> _The problem_: Output the data that follows exactly, line for line.

> _Data rows_:
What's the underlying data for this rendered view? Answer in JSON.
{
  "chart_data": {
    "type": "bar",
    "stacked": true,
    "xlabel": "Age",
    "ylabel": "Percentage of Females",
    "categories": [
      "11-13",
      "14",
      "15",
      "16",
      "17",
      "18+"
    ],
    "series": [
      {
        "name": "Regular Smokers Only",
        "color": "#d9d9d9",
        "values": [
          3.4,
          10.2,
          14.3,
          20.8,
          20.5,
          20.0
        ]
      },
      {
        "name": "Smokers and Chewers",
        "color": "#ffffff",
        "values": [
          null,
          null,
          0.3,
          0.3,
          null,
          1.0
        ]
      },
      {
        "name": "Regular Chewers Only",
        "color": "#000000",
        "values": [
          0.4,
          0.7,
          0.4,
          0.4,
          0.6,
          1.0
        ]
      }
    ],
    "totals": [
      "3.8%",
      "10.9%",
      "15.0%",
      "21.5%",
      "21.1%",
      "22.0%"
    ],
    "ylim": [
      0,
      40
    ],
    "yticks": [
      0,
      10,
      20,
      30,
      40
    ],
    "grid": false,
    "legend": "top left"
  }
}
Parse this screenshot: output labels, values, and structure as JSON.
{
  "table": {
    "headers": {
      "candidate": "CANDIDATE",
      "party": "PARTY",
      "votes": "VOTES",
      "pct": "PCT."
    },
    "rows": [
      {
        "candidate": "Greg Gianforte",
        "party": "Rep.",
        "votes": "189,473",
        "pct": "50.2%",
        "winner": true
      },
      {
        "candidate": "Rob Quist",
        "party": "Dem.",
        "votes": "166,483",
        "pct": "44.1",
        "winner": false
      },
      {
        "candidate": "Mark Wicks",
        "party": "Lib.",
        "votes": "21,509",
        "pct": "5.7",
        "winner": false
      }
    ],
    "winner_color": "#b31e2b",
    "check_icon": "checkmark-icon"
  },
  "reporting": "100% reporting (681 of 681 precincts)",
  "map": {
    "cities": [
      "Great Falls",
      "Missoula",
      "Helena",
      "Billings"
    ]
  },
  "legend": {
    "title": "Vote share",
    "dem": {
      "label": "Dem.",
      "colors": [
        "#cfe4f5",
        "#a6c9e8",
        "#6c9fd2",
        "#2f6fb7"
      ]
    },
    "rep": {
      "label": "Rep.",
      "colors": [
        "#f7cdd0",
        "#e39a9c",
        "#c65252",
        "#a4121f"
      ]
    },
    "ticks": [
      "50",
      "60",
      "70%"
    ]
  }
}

> _Reply_:
What's the underlying data for this rendered view? Answer in JSON.
{
  "chart_data": {
    "type": "bar",
    "stacked": true,
    "xlabel": "Age",
    "ylabel": "Percentage of Females",
    "categories": [
      "11-13",
      "14",
      "15",
      "16",
      "17",
      "18+"
    ],
    "series": [
      {
        "name": "Regular Smokers Only",
        "color": "#d9d9d9",
        "values": [
          3.4,
          10.2,
          14.3,
          20.8,
          20.5,
          20.0
        ]
      },
      {
        "name": "Smokers and Chewers",
        "color": "#ffffff",
        "values": [
          null,
          null,
          0.3,
          0.3,
          null,
          1.0
        ]
      },
      {
        "name": "Regular Chewers Only",
        "color": "#000000",
        "values": [
          0.4,
          0.7,
          0.4,
          0.4,
          0.6,
          1.0
        ]
      }
    ],
    "totals": [
      "3.8%",
      "10.9%",
      "15.0%",
      "21.5%",
      "21.1%",
      "22.0%"
    ],
    "ylim": [
      0,
      40
    ],
    "yticks": [
      0,
      10,
      20,
      30,
      40
    ],
    "grid": false,
    "legend": "top left"
  }
}
Parse this screenshot: output labels, values, and structure as JSON.
{
  "table": {
    "headers": {
      "candidate": "CANDIDATE",
      "party": "PARTY",
      "votes": "VOTES",
      "pct": "PCT."
    },
    "rows": [
      {
        "candidate": "Greg Gianforte",
        "party": "Rep.",
        "votes": "189,473",
        "pct": "50.2%",
        "winner": true
      },
      {
        "candidate": "Rob Quist",
        "party": "Dem.",
        "votes": "166,483",
        "pct": "44.1",
        "winner": false
      },
      {
        "candidate": "Mark Wicks",
        "party": "Lib.",
        "votes": "21,509",
        "pct": "5.7",
        "winner": false
      }
    ],
    "winner_color": "#b31e2b",
    "check_icon": "checkmark-icon"
  },
  "reporting": "100% reporting (681 of 681 precincts)",
  "map": {
    "cities": [
      "Great Falls",
      "Missoula",
      "Helena",
      "Billings"
    ]
  },
  "legend": {
    "title": "Vote share",
    "dem": {
      "label": "Dem.",
      "colors": [
        "#cfe4f5",
        "#a6c9e8",
        "#6c9fd2",
        "#2f6fb7"
      ]
    },
    "rep": {
      "label": "Rep.",
      "colors": [
        "#f7cdd0",
        "#e39a9c",
        "#c65252",
        "#a4121f"
      ]
    },
    "ticks": [
      "50",
      "60",
      "70%"
    ]
  }
}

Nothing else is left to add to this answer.